(Region boundary data)
######

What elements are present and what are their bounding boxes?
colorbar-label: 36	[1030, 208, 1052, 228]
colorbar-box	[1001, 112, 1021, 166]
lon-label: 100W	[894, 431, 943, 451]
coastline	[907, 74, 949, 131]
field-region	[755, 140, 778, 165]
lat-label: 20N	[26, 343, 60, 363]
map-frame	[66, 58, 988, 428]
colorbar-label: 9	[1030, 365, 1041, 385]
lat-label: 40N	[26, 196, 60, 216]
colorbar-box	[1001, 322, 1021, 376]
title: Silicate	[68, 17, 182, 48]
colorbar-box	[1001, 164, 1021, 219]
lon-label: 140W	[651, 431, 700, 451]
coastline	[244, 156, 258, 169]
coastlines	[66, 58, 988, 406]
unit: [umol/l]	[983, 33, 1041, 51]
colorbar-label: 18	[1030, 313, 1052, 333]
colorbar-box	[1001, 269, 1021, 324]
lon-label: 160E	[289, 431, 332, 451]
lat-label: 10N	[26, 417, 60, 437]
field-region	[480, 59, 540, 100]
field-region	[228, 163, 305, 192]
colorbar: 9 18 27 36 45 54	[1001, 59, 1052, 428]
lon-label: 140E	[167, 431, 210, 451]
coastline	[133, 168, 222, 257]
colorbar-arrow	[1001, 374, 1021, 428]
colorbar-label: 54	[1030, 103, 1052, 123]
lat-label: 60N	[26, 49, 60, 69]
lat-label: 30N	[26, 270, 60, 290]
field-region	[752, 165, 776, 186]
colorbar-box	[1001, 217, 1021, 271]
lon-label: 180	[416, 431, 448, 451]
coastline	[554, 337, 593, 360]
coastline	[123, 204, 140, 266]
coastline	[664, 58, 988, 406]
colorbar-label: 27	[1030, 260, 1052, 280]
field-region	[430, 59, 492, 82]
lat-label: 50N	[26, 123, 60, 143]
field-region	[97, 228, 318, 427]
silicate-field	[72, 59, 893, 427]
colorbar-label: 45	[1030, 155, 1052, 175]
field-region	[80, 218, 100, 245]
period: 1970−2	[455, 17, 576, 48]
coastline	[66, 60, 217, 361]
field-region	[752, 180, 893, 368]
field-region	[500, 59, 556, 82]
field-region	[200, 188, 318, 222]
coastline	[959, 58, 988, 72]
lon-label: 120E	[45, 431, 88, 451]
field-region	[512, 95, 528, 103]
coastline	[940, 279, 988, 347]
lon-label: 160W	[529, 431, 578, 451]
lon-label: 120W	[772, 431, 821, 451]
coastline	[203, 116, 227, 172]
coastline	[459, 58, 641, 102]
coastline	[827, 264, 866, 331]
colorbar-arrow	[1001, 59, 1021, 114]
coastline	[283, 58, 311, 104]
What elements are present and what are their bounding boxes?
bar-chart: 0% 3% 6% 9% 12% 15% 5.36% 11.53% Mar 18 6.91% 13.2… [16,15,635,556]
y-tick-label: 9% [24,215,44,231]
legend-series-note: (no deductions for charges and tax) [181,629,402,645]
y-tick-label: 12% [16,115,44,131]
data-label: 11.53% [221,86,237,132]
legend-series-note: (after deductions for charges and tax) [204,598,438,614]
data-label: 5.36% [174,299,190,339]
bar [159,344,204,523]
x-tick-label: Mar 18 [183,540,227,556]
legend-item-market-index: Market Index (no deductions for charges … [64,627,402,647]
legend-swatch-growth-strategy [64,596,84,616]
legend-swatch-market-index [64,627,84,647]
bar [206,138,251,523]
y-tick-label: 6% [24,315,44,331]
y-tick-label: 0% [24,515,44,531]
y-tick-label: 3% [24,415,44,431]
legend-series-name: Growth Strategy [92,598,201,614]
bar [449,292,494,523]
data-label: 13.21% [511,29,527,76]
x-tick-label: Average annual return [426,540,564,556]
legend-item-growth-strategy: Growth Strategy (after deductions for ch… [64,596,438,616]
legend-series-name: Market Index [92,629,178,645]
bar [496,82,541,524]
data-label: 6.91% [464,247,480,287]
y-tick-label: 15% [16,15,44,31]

######

▶ **Task statement**
Reproduce the records verbatim from their first line through the line containing "269, 1021, 324]", including both of those lines.

▶ **Answer to this task**
What elements are present and what are their bounding boxes?
colorbar-label: 36	[1030, 208, 1052, 228]
colorbar-box	[1001, 112, 1021, 166]
lon-label: 100W	[894, 431, 943, 451]
coastline	[907, 74, 949, 131]
field-region	[755, 140, 778, 165]
lat-label: 20N	[26, 343, 60, 363]
map-frame	[66, 58, 988, 428]
colorbar-label: 9	[1030, 365, 1041, 385]
lat-label: 40N	[26, 196, 60, 216]
colorbar-box	[1001, 322, 1021, 376]
title: Silicate	[68, 17, 182, 48]
colorbar-box	[1001, 164, 1021, 219]
lon-label: 140W	[651, 431, 700, 451]
coastline	[244, 156, 258, 169]
coastlines	[66, 58, 988, 406]
unit: [umol/l]	[983, 33, 1041, 51]
colorbar-label: 18	[1030, 313, 1052, 333]
colorbar-box	[1001, 269, 1021, 324]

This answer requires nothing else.